◆ **Task goal**
Continue the forum discussion of Northeast Corridor electrification voltage below, picking up after its final sentence; the entries that follow it are not part of that discussion.

As I understand it, the old Pennsy/New Haven electric zone (Washington-New Haven and Philadelphia-Harrisburg) carried 11,000 volt, 25-cycle current. I also recall reading that Amtrak was upgrading to 25,000-volt, 60-cycle.

When did this changeover occur? Were some locomotives compatible with only one of these current arrangements?

Bob T.



Date: 12/14/00 09:35
RE: Northeast Corridor Voltage
Author: timz

You recall that the ex-NH from New Rochelle to New Haven is owned by Metro-North, not Amtrak. I gather from other discussions (on this or railroad.net) that Metro-North converted to 60 Hz in the 1980's. And of course the New Haven-to-Boston new electrification is 60 Hz.

But it seems that New Rochelle to Washington is still 25 Hz and is going to remain so. I forget whether it's 12 kV or 12.5 kV instead of the original 11 kV.

◆ **Available data**
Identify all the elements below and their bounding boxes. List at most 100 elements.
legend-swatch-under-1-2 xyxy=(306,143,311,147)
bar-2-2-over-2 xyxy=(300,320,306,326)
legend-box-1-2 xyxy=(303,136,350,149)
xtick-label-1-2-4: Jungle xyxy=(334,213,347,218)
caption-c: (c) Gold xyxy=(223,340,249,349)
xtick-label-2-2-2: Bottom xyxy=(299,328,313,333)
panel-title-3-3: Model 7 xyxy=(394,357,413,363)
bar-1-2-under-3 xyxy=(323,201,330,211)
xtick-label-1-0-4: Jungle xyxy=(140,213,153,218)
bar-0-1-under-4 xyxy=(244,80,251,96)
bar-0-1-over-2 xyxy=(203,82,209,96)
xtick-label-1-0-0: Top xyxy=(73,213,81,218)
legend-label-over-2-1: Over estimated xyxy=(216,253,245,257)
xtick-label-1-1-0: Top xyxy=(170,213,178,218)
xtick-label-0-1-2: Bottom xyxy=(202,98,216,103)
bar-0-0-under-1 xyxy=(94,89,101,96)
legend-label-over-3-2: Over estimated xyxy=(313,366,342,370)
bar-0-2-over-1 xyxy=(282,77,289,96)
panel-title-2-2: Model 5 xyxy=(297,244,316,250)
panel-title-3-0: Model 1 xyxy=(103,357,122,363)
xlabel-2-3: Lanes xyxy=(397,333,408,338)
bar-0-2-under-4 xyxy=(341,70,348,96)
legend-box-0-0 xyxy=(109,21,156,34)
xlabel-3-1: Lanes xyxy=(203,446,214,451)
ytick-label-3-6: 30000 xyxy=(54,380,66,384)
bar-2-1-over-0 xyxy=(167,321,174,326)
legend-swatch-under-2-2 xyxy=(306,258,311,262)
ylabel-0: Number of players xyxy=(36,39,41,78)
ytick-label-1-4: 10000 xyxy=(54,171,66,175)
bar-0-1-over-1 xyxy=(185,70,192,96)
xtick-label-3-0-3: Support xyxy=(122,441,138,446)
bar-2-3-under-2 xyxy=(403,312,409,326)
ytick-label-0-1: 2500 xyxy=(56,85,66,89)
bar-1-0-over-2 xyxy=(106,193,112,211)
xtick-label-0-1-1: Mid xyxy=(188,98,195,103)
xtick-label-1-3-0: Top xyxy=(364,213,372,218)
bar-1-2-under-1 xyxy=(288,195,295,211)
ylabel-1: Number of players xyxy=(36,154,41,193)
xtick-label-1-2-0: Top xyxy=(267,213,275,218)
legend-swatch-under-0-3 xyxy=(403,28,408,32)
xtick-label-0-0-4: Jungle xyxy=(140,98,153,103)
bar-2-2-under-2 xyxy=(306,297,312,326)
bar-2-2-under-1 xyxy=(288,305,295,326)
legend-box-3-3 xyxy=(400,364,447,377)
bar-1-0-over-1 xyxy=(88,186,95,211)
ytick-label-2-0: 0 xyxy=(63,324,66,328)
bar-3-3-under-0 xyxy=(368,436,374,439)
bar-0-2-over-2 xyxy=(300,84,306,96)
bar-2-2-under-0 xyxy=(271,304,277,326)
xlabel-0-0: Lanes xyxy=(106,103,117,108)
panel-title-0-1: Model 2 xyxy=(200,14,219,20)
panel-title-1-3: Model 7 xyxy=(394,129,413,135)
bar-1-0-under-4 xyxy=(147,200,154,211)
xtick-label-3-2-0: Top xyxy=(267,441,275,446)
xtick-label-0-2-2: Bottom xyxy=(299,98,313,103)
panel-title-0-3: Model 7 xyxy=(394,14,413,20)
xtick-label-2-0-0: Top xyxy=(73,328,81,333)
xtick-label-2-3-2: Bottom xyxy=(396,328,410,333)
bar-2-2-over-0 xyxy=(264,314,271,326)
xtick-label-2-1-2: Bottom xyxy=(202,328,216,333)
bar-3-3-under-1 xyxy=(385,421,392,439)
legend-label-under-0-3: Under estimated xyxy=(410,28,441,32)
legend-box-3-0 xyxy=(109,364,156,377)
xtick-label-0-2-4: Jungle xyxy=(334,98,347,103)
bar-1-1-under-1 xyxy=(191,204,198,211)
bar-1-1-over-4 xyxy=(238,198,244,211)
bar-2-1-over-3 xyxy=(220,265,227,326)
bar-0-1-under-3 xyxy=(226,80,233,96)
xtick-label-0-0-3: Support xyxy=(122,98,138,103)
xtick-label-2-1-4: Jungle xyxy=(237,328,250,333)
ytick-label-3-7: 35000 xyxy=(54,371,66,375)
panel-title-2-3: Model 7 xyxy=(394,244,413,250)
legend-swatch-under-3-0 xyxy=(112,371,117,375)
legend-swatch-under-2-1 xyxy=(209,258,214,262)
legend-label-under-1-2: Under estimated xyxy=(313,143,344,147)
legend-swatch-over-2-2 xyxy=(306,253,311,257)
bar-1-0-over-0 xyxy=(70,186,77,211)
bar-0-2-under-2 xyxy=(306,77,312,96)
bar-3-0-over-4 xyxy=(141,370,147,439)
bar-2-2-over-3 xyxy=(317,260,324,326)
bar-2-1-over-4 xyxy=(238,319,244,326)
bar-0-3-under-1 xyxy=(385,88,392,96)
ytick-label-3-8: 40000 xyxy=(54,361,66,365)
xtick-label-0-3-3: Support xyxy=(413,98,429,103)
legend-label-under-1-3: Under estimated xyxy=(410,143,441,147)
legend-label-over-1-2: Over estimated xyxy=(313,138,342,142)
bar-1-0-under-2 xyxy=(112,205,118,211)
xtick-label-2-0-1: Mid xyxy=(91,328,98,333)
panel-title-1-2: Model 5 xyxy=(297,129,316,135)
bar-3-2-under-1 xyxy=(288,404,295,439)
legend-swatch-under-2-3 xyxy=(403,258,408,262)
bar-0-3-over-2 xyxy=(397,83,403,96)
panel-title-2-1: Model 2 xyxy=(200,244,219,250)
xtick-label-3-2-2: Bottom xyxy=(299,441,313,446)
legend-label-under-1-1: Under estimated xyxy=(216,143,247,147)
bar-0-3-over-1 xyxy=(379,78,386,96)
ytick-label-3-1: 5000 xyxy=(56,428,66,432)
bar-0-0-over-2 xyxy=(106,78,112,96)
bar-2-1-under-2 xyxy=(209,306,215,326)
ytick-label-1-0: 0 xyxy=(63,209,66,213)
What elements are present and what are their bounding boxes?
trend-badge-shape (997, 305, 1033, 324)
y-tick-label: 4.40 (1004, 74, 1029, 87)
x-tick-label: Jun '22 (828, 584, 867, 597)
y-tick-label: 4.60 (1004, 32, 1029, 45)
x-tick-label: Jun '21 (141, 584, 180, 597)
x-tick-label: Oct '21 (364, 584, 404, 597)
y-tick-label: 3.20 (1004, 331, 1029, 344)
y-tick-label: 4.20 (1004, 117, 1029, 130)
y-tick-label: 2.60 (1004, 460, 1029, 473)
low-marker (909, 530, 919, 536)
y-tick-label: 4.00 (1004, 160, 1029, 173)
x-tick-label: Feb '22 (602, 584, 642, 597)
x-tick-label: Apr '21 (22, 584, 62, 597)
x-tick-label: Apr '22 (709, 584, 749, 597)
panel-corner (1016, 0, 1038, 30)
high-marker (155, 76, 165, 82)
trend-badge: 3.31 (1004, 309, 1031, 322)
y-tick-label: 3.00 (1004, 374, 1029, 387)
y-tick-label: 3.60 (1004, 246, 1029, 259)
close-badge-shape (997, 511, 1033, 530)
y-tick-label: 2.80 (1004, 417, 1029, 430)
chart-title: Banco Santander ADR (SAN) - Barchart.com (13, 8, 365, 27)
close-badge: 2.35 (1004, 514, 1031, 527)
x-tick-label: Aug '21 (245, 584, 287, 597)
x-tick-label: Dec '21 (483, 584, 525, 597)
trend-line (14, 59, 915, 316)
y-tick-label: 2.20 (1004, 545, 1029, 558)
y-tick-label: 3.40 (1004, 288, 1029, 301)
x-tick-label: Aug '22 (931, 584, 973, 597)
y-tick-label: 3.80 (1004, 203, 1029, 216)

◆ **Exercise answer**
Date: 12/14/00 21:31
RE: Northeast Corridor Voltage
Author: AirbrakeGeezer

You should search back on this Discussion - this subject has been covered quite recently. As timz says, the new New Haven - Boston electrification is at 25kv, 60hz; but while MetroNorth converted to "commercial frequency" (60hz) when the New Haven's old Cos Cob power station had to be shut down, they could not go to the full 25kv (I *think* the catenary and insulation cannot take the higher voltage, and there was not enough money to replace these), so they settled for half of 25kv, that is, 12.5kv. South of New Rochelle, and from Philadelphia to Harrisburg, the original Westinghouse-specified 11kv, 25hz is still used.